** Aim of the exercise **
Copy out every one of the rows below word for word, changing nothing.

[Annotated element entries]
* * *
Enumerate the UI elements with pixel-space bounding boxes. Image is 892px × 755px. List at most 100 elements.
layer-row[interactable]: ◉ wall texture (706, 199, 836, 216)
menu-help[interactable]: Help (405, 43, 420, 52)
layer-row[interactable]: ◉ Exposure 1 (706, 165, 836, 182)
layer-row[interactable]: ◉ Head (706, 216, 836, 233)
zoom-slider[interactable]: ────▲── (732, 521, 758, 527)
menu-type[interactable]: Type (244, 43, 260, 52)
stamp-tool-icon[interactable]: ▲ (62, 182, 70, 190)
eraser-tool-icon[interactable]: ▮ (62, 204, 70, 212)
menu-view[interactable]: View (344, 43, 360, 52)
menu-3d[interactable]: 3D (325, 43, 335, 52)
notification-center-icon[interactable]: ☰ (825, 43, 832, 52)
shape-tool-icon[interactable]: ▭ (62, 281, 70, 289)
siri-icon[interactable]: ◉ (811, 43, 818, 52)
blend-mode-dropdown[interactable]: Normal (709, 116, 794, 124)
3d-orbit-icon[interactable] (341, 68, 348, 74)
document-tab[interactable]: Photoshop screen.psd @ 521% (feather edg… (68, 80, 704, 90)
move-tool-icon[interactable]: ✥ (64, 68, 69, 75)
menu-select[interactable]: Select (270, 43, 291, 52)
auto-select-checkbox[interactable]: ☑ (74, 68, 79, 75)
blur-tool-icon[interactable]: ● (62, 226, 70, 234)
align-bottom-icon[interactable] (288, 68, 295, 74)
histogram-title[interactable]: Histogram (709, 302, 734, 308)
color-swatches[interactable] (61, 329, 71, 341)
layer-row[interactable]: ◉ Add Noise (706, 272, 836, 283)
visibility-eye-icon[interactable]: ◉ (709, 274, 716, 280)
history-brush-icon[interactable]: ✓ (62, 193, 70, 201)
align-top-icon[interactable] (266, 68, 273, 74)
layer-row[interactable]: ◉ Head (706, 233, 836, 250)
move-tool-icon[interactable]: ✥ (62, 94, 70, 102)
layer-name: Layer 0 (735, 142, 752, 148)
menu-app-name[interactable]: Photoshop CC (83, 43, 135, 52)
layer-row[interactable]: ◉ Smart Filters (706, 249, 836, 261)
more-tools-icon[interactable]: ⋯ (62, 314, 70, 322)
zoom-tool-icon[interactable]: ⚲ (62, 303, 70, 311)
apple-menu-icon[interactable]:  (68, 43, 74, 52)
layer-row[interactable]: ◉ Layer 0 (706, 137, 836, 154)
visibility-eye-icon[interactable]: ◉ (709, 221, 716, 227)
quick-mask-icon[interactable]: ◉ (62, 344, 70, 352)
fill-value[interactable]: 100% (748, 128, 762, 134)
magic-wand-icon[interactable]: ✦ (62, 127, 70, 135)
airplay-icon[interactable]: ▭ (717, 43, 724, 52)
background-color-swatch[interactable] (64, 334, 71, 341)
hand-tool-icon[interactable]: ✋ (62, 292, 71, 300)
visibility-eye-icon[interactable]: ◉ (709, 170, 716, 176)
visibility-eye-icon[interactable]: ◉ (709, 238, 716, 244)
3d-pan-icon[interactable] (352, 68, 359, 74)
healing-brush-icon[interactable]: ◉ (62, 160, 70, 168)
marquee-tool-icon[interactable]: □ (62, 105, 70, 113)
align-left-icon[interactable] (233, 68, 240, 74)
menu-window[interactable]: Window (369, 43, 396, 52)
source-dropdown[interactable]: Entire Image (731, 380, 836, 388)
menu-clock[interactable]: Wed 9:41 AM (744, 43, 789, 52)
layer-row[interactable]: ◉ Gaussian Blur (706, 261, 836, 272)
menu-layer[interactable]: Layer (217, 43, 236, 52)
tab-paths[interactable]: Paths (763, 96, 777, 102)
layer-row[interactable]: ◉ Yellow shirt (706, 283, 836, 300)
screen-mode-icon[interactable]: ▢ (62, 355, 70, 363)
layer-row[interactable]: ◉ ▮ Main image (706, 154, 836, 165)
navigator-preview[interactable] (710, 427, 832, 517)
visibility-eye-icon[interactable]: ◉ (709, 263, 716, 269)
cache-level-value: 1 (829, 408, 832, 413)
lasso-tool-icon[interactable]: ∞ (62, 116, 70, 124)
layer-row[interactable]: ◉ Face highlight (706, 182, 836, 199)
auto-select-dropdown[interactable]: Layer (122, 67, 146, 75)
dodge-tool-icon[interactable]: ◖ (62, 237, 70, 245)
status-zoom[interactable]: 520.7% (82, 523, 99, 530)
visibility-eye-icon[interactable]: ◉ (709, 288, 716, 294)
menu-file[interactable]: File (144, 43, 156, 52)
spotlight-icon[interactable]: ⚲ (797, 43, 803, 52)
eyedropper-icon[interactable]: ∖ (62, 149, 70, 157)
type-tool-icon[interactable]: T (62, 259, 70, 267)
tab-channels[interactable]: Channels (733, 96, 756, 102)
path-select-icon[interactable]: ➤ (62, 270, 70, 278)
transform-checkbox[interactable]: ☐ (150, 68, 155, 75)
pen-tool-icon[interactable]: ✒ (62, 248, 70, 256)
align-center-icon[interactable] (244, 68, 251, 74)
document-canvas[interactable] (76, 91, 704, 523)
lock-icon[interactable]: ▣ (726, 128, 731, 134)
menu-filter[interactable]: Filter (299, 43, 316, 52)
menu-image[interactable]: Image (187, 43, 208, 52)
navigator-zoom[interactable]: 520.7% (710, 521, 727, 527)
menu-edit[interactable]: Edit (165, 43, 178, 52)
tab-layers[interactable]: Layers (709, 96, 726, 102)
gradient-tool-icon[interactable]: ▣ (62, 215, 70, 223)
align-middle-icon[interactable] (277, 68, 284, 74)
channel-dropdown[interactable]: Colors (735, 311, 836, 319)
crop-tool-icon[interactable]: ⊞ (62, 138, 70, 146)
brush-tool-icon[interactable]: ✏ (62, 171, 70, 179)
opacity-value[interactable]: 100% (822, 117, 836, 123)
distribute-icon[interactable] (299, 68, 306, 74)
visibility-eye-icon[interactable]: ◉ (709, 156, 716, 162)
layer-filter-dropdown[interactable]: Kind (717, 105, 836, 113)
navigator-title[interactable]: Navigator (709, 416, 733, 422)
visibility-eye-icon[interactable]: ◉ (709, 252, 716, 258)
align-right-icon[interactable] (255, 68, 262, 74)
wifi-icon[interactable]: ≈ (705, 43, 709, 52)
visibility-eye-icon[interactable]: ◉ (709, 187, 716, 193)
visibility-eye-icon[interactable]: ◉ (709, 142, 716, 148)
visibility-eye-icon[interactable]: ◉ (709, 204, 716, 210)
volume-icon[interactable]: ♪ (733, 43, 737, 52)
* * *
** Finished exercise **
Enumerate the UI elements with pixel-space bounding boxes. Image is 892px × 755px. List at most 100 elements.
layer-row[interactable]: ◉ wall texture (706, 199, 836, 216)
menu-help[interactable]: Help (405, 43, 420, 52)
layer-row[interactable]: ◉ Exposure 1 (706, 165, 836, 182)
layer-row[interactable]: ◉ Head (706, 216, 836, 233)
zoom-slider[interactable]: ────▲── (732, 521, 758, 527)
menu-type[interactable]: Type (244, 43, 260, 52)
stamp-tool-icon[interactable]: ▲ (62, 182, 70, 190)
eraser-tool-icon[interactable]: ▮ (62, 204, 70, 212)
menu-view[interactable]: View (344, 43, 360, 52)
menu-3d[interactable]: 3D (325, 43, 335, 52)
notification-center-icon[interactable]: ☰ (825, 43, 832, 52)
shape-tool-icon[interactable]: ▭ (62, 281, 70, 289)
siri-icon[interactable]: ◉ (811, 43, 818, 52)
blend-mode-dropdown[interactable]: Normal (709, 116, 794, 124)
3d-orbit-icon[interactable] (341, 68, 348, 74)
document-tab[interactable]: Photoshop screen.psd @ 521% (feather edg… (68, 80, 704, 90)
move-tool-icon[interactable]: ✥ (64, 68, 69, 75)
menu-select[interactable]: Select (270, 43, 291, 52)
auto-select-checkbox[interactable]: ☑ (74, 68, 79, 75)
blur-tool-icon[interactable]: ● (62, 226, 70, 234)
align-bottom-icon[interactable] (288, 68, 295, 74)
histogram-title[interactable]: Histogram (709, 302, 734, 308)
color-swatches[interactable] (61, 329, 71, 341)
layer-row[interactable]: ◉ Add Noise (706, 272, 836, 283)
visibility-eye-icon[interactable]: ◉ (709, 274, 716, 280)
history-brush-icon[interactable]: ✓ (62, 193, 70, 201)
align-top-icon[interactable] (266, 68, 273, 74)
layer-row[interactable]: ◉ Head (706, 233, 836, 250)
move-tool-icon[interactable]: ✥ (62, 94, 70, 102)
layer-name: Layer 0 (735, 142, 752, 148)
menu-app-name[interactable]: Photoshop CC (83, 43, 135, 52)
layer-row[interactable]: ◉ Smart Filters (706, 249, 836, 261)
more-tools-icon[interactable]: ⋯ (62, 314, 70, 322)
zoom-tool-icon[interactable]: ⚲ (62, 303, 70, 311)
apple-menu-icon[interactable]:  (68, 43, 74, 52)
layer-row[interactable]: ◉ Layer 0 (706, 137, 836, 154)
visibility-eye-icon[interactable]: ◉ (709, 221, 716, 227)
quick-mask-icon[interactable]: ◉ (62, 344, 70, 352)
fill-value[interactable]: 100% (748, 128, 762, 134)
magic-wand-icon[interactable]: ✦ (62, 127, 70, 135)
airplay-icon[interactable]: ▭ (717, 43, 724, 52)
background-color-swatch[interactable] (64, 334, 71, 341)
hand-tool-icon[interactable]: ✋ (62, 292, 71, 300)
visibility-eye-icon[interactable]: ◉ (709, 170, 716, 176)
visibility-eye-icon[interactable]: ◉ (709, 238, 716, 244)
3d-pan-icon[interactable] (352, 68, 359, 74)
healing-brush-icon[interactable]: ◉ (62, 160, 70, 168)
marquee-tool-icon[interactable]: □ (62, 105, 70, 113)
align-left-icon[interactable] (233, 68, 240, 74)
menu-window[interactable]: Window (369, 43, 396, 52)
source-dropdown[interactable]: Entire Image (731, 380, 836, 388)
menu-clock[interactable]: Wed 9:41 AM (744, 43, 789, 52)
layer-row[interactable]: ◉ Gaussian Blur (706, 261, 836, 272)
menu-layer[interactable]: Layer (217, 43, 236, 52)
tab-paths[interactable]: Paths (763, 96, 777, 102)
layer-row[interactable]: ◉ Yellow shirt (706, 283, 836, 300)
screen-mode-icon[interactable]: ▢ (62, 355, 70, 363)
layer-row[interactable]: ◉ ▮ Main image (706, 154, 836, 165)
navigator-preview[interactable] (710, 427, 832, 517)
visibility-eye-icon[interactable]: ◉ (709, 263, 716, 269)
cache-level-value: 1 (829, 408, 832, 413)
lasso-tool-icon[interactable]: ∞ (62, 116, 70, 124)
layer-row[interactable]: ◉ Face highlight (706, 182, 836, 199)
auto-select-dropdown[interactable]: Layer (122, 67, 146, 75)
dodge-tool-icon[interactable]: ◖ (62, 237, 70, 245)
status-zoom[interactable]: 520.7% (82, 523, 99, 530)
visibility-eye-icon[interactable]: ◉ (709, 288, 716, 294)
menu-file[interactable]: File (144, 43, 156, 52)
spotlight-icon[interactable]: ⚲ (797, 43, 803, 52)
eyedropper-icon[interactable]: ∖ (62, 149, 70, 157)
type-tool-icon[interactable]: T (62, 259, 70, 267)
tab-channels[interactable]: Channels (733, 96, 756, 102)
path-select-icon[interactable]: ➤ (62, 270, 70, 278)
transform-checkbox[interactable]: ☐ (150, 68, 155, 75)
pen-tool-icon[interactable]: ✒ (62, 248, 70, 256)
align-center-icon[interactable] (244, 68, 251, 74)
document-canvas[interactable] (76, 91, 704, 523)
lock-icon[interactable]: ▣ (726, 128, 731, 134)
menu-filter[interactable]: Filter (299, 43, 316, 52)
menu-image[interactable]: Image (187, 43, 208, 52)
navigator-zoom[interactable]: 520.7% (710, 521, 727, 527)
menu-edit[interactable]: Edit (165, 43, 178, 52)
tab-layers[interactable]: Layers (709, 96, 726, 102)
gradient-tool-icon[interactable]: ▣ (62, 215, 70, 223)
align-middle-icon[interactable] (277, 68, 284, 74)
channel-dropdown[interactable]: Colors (735, 311, 836, 319)
crop-tool-icon[interactable]: ⊞ (62, 138, 70, 146)
brush-tool-icon[interactable]: ✏ (62, 171, 70, 179)
opacity-value[interactable]: 100% (822, 117, 836, 123)
distribute-icon[interactable] (299, 68, 306, 74)
visibility-eye-icon[interactable]: ◉ (709, 156, 716, 162)
layer-filter-dropdown[interactable]: Kind (717, 105, 836, 113)
navigator-title[interactable]: Navigator (709, 416, 733, 422)
visibility-eye-icon[interactable]: ◉ (709, 252, 716, 258)
align-right-icon[interactable] (255, 68, 262, 74)
wifi-icon[interactable]: ≈ (705, 43, 709, 52)
visibility-eye-icon[interactable]: ◉ (709, 187, 716, 193)
visibility-eye-icon[interactable]: ◉ (709, 142, 716, 148)
visibility-eye-icon[interactable]: ◉ (709, 204, 716, 210)
volume-icon[interactable]: ♪ (733, 43, 737, 52)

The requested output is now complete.